((
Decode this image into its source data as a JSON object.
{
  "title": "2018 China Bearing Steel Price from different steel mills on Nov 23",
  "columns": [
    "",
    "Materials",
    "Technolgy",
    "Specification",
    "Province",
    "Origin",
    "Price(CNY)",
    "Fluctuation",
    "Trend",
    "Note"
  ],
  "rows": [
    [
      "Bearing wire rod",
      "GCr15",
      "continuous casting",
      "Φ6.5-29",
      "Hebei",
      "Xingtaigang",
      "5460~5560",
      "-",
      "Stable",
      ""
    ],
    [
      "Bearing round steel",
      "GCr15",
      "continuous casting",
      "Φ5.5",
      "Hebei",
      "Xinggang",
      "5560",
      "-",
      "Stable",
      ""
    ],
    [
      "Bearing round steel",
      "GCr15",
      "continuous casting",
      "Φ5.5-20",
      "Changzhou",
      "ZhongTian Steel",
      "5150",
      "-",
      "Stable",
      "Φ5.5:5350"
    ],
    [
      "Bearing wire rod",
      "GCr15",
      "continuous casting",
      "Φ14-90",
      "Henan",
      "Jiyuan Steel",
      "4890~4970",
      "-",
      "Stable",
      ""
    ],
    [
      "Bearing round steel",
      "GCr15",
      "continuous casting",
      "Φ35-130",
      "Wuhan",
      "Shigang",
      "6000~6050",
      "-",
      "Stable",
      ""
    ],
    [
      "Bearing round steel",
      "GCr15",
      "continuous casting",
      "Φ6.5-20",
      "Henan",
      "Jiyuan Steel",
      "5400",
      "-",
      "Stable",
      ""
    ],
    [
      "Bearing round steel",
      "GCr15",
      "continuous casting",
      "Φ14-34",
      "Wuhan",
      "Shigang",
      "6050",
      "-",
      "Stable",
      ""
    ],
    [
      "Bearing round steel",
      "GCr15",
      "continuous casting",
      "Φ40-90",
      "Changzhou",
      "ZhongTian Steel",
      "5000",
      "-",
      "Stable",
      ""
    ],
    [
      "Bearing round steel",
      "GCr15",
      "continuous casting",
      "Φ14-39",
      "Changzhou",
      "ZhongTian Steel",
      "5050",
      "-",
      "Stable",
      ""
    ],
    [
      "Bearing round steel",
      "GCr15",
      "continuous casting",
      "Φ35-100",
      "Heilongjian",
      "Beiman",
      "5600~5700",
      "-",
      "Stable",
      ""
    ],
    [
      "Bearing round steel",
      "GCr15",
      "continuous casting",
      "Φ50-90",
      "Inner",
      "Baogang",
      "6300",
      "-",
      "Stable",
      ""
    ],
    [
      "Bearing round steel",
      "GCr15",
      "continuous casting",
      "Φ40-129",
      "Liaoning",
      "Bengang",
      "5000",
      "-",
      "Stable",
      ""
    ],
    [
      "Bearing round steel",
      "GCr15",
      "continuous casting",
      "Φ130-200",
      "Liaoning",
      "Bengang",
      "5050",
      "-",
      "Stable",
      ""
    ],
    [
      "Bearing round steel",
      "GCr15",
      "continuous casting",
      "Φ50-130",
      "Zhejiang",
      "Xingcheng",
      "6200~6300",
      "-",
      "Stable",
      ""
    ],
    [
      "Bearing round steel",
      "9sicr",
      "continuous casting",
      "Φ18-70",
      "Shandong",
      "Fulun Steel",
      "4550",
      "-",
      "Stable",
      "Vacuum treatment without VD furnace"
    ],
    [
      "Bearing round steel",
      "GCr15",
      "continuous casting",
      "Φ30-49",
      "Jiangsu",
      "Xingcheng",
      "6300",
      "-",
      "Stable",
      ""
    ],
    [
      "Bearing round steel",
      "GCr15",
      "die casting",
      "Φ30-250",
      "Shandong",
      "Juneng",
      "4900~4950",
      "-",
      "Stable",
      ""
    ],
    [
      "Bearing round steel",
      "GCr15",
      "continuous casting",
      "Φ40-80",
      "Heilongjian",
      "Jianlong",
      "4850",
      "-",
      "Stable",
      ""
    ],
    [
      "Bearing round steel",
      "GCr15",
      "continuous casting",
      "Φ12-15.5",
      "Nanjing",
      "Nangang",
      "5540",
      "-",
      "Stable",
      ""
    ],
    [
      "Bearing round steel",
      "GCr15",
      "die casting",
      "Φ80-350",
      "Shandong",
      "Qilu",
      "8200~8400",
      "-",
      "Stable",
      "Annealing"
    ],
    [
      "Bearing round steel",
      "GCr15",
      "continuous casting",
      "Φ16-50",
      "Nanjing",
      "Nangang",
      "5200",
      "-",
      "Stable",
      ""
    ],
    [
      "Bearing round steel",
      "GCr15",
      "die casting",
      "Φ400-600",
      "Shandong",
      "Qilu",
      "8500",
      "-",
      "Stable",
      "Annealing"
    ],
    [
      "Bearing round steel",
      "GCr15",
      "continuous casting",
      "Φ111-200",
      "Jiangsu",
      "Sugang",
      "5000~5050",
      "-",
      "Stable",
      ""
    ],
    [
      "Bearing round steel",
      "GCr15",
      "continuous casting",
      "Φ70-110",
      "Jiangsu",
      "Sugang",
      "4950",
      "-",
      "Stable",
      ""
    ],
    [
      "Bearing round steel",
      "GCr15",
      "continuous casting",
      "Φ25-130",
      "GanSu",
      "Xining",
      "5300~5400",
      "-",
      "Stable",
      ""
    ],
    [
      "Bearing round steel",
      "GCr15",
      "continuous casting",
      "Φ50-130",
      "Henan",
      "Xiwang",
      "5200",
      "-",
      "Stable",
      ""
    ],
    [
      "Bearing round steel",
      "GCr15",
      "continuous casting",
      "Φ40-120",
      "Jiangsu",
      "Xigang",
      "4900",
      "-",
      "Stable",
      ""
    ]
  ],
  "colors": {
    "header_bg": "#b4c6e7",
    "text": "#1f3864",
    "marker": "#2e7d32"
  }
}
))
_To be done_. Exactly reproduce all of the entries above.

_Written solution_.
Decode this image into its source data as a JSON object.
{
  "title": "2018 China Bearing Steel Price from different steel mills on Nov 23",
  "columns": [
    "",
    "Materials",
    "Technolgy",
    "Specification",
    "Province",
    "Origin",
    "Price(CNY)",
    "Fluctuation",
    "Trend",
    "Note"
  ],
  "rows": [
    [
      "Bearing wire rod",
      "GCr15",
      "continuous casting",
      "Φ6.5-29",
      "Hebei",
      "Xingtaigang",
      "5460~5560",
      "-",
      "Stable",
      ""
    ],
    [
      "Bearing round steel",
      "GCr15",
      "continuous casting",
      "Φ5.5",
      "Hebei",
      "Xinggang",
      "5560",
      "-",
      "Stable",
      ""
    ],
    [
      "Bearing round steel",
      "GCr15",
      "continuous casting",
      "Φ5.5-20",
      "Changzhou",
      "ZhongTian Steel",
      "5150",
      "-",
      "Stable",
      "Φ5.5:5350"
    ],
    [
      "Bearing wire rod",
      "GCr15",
      "continuous casting",
      "Φ14-90",
      "Henan",
      "Jiyuan Steel",
      "4890~4970",
      "-",
      "Stable",
      ""
    ],
    [
      "Bearing round steel",
      "GCr15",
      "continuous casting",
      "Φ35-130",
      "Wuhan",
      "Shigang",
      "6000~6050",
      "-",
      "Stable",
      ""
    ],
    [
      "Bearing round steel",
      "GCr15",
      "continuous casting",
      "Φ6.5-20",
      "Henan",
      "Jiyuan Steel",
      "5400",
      "-",
      "Stable",
      ""
    ],
    [
      "Bearing round steel",
      "GCr15",
      "continuous casting",
      "Φ14-34",
      "Wuhan",
      "Shigang",
      "6050",
      "-",
      "Stable",
      ""
    ],
    [
      "Bearing round steel",
      "GCr15",
      "continuous casting",
      "Φ40-90",
      "Changzhou",
      "ZhongTian Steel",
      "5000",
      "-",
      "Stable",
      ""
    ],
    [
      "Bearing round steel",
      "GCr15",
      "continuous casting",
      "Φ14-39",
      "Changzhou",
      "ZhongTian Steel",
      "5050",
      "-",
      "Stable",
      ""
    ],
    [
      "Bearing round steel",
      "GCr15",
      "continuous casting",
      "Φ35-100",
      "Heilongjian",
      "Beiman",
      "5600~5700",
      "-",
      "Stable",
      ""
    ],
    [
      "Bearing round steel",
      "GCr15",
      "continuous casting",
      "Φ50-90",
      "Inner",
      "Baogang",
      "6300",
      "-",
      "Stable",
      ""
    ],
    [
      "Bearing round steel",
      "GCr15",
      "continuous casting",
      "Φ40-129",
      "Liaoning",
      "Bengang",
      "5000",
      "-",
      "Stable",
      ""
    ],
    [
      "Bearing round steel",
      "GCr15",
      "continuous casting",
      "Φ130-200",
      "Liaoning",
      "Bengang",
      "5050",
      "-",
      "Stable",
      ""
    ],
    [
      "Bearing round steel",
      "GCr15",
      "continuous casting",
      "Φ50-130",
      "Zhejiang",
      "Xingcheng",
      "6200~6300",
      "-",
      "Stable",
      ""
    ],
    [
      "Bearing round steel",
      "9sicr",
      "continuous casting",
      "Φ18-70",
      "Shandong",
      "Fulun Steel",
      "4550",
      "-",
      "Stable",
      "Vacuum treatment without VD furnace"
    ],
    [
      "Bearing round steel",
      "GCr15",
      "continuous casting",
      "Φ30-49",
      "Jiangsu",
      "Xingcheng",
      "6300",
      "-",
      "Stable",
      ""
    ],
    [
      "Bearing round steel",
      "GCr15",
      "die casting",
      "Φ30-250",
      "Shandong",
      "Juneng",
      "4900~4950",
      "-",
      "Stable",
      ""
    ],
    [
      "Bearing round steel",
      "GCr15",
      "continuous casting",
      "Φ40-80",
      "Heilongjian",
      "Jianlong",
      "4850",
      "-",
      "Stable",
      ""
    ],
    [
      "Bearing round steel",
      "GCr15",
      "continuous casting",
      "Φ12-15.5",
      "Nanjing",
      "Nangang",
      "5540",
      "-",
      "Stable",
      ""
    ],
    [
      "Bearing round steel",
      "GCr15",
      "die casting",
      "Φ80-350",
      "Shandong",
      "Qilu",
      "8200~8400",
      "-",
      "Stable",
      "Annealing"
    ],
    [
      "Bearing round steel",
      "GCr15",
      "continuous casting",
      "Φ16-50",
      "Nanjing",
      "Nangang",
      "5200",
      "-",
      "Stable",
      ""
    ],
    [
      "Bearing round steel",
      "GCr15",
      "die casting",
      "Φ400-600",
      "Shandong",
      "Qilu",
      "8500",
      "-",
      "Stable",
      "Annealing"
    ],
    [
      "Bearing round steel",
      "GCr15",
      "continuous casting",
      "Φ111-200",
      "Jiangsu",
      "Sugang",
      "5000~5050",
      "-",
      "Stable",
      ""
    ],
    [
      "Bearing round steel",
      "GCr15",
      "continuous casting",
      "Φ70-110",
      "Jiangsu",
      "Sugang",
      "4950",
      "-",
      "Stable",
      ""
    ],
    [
      "Bearing round steel",
      "GCr15",
      "continuous casting",
      "Φ25-130",
      "GanSu",
      "Xining",
      "5300~5400",
      "-",
      "Stable",
      ""
    ],
    [
      "Bearing round steel",
      "GCr15",
      "continuous casting",
      "Φ50-130",
      "Henan",
      "Xiwang",
      "5200",
      "-",
      "Stable",
      ""
    ],
    [
      "Bearing round steel",
      "GCr15",
      "continuous casting",
      "Φ40-120",
      "Jiangsu",
      "Xigang",
      "4900",
      "-",
      "Stable",
      ""
    ]
  ],
  "colors": {
    "header_bg": "#b4c6e7",
    "text": "#1f3864",
    "marker": "#2e7d32"
  }
}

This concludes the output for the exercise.